What the exercise asks
State how many lines of the entries hold the string "JSON", and nothing more.

Saved entries
╔══

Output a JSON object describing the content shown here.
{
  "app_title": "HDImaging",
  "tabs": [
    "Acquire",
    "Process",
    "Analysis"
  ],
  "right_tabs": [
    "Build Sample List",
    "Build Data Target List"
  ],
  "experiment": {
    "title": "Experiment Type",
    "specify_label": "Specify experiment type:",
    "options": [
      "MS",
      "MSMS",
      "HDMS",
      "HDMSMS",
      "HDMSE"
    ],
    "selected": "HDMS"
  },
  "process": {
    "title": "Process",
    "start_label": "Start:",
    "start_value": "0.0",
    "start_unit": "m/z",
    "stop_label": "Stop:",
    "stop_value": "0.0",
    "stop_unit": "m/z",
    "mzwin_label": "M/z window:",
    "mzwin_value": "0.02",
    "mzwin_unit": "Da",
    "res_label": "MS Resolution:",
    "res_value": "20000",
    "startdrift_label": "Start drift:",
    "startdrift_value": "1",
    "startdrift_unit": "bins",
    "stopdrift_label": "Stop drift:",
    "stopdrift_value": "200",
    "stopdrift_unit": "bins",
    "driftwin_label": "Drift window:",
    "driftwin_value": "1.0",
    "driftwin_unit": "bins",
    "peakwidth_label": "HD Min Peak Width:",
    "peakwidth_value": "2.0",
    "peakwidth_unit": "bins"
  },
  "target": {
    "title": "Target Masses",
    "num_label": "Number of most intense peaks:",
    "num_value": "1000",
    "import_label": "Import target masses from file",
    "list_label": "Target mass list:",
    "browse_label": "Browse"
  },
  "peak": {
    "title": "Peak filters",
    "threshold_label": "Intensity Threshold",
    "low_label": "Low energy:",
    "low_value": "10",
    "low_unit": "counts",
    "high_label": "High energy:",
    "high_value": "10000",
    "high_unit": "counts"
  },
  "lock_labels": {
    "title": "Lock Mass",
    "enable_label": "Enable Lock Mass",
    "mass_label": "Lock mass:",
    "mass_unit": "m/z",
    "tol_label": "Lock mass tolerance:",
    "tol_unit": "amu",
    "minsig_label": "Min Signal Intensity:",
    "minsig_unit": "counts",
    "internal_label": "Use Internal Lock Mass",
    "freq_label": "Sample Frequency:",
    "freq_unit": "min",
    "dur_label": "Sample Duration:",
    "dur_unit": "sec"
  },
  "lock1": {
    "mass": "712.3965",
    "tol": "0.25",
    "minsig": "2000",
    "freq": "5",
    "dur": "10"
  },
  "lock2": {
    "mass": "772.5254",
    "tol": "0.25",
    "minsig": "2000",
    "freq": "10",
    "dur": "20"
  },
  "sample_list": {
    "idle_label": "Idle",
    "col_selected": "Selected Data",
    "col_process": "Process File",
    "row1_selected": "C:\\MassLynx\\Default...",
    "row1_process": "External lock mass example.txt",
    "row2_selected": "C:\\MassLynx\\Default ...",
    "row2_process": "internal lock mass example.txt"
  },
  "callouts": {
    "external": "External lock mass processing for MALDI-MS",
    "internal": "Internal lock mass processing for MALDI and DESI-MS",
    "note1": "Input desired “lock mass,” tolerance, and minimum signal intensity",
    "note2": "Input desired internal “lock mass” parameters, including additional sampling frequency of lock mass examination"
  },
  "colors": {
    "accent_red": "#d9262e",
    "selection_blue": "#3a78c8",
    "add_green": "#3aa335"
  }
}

╚══
╔══

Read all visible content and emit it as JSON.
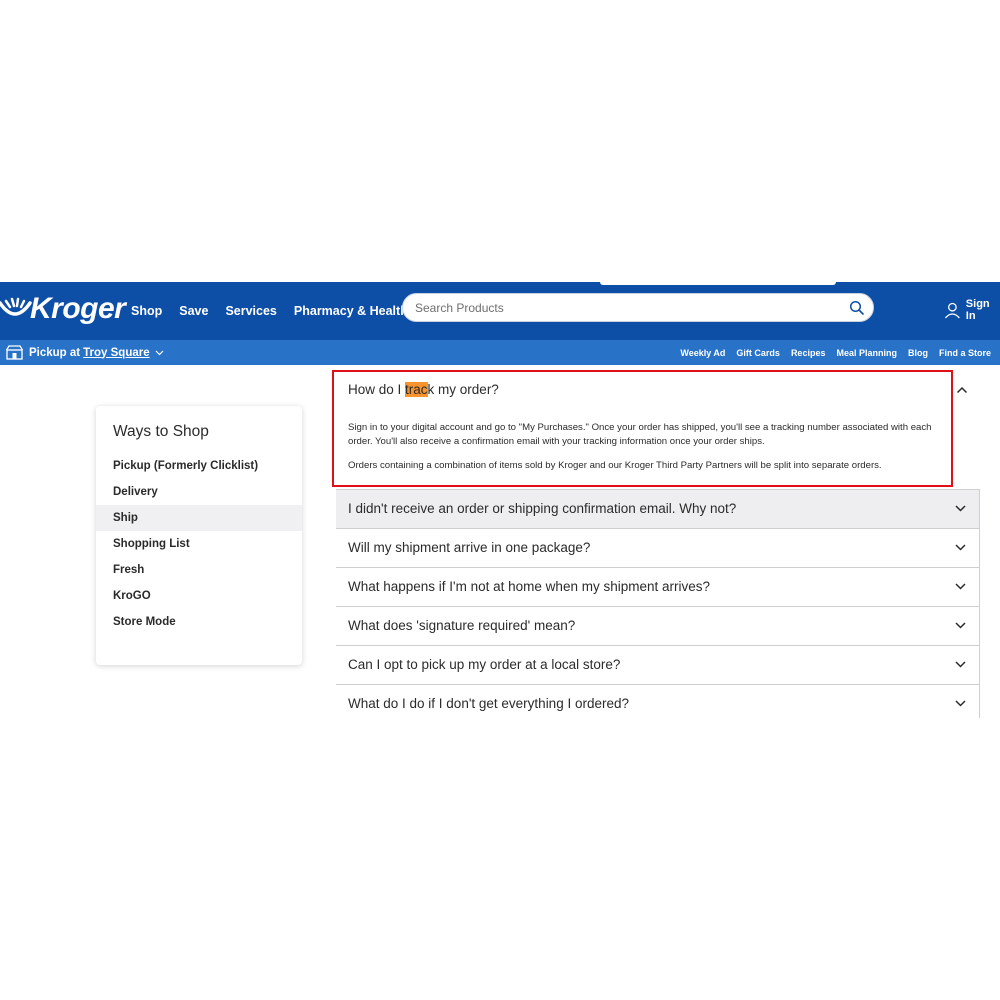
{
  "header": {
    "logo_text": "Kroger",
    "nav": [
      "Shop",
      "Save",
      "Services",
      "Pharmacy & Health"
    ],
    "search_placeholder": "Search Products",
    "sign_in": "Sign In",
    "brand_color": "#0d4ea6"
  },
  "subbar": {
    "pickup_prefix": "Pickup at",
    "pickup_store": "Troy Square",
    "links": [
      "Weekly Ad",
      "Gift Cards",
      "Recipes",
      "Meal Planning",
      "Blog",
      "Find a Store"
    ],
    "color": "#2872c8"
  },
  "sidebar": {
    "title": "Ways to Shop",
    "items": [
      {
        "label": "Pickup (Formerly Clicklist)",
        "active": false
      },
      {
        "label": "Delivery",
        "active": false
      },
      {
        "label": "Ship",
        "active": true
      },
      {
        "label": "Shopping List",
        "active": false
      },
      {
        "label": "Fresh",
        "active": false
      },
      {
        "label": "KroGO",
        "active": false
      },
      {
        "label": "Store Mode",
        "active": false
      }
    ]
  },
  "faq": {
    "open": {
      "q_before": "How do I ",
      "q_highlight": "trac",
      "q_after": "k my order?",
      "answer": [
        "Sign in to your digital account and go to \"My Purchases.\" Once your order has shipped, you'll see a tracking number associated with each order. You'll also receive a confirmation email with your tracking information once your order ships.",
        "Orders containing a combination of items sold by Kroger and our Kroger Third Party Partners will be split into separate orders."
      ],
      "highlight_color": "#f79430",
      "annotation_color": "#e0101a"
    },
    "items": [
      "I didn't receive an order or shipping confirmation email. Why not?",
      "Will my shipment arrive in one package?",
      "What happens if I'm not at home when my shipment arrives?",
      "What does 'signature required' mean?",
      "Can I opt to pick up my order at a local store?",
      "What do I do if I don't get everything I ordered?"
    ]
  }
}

╚══
╔══

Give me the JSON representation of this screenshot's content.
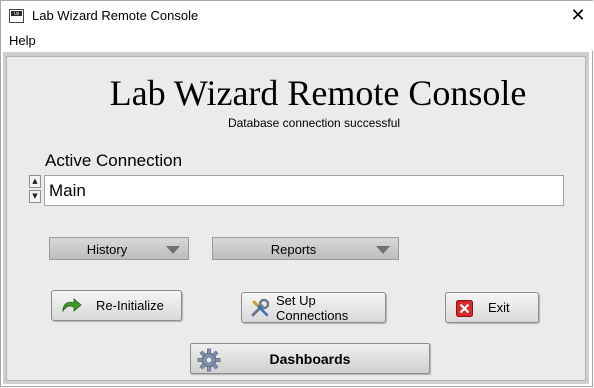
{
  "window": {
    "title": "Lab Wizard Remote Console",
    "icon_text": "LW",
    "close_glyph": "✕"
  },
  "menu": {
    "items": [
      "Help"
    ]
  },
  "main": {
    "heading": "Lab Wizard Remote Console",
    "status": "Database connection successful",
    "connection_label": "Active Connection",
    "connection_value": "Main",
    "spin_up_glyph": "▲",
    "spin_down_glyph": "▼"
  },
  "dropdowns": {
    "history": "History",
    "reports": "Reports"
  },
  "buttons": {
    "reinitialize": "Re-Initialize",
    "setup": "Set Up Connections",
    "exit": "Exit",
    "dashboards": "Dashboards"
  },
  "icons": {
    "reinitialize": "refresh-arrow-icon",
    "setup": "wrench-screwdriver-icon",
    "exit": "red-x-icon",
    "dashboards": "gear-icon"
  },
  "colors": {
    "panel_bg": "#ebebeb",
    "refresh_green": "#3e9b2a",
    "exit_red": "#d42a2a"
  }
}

╚══

Solution to this task
3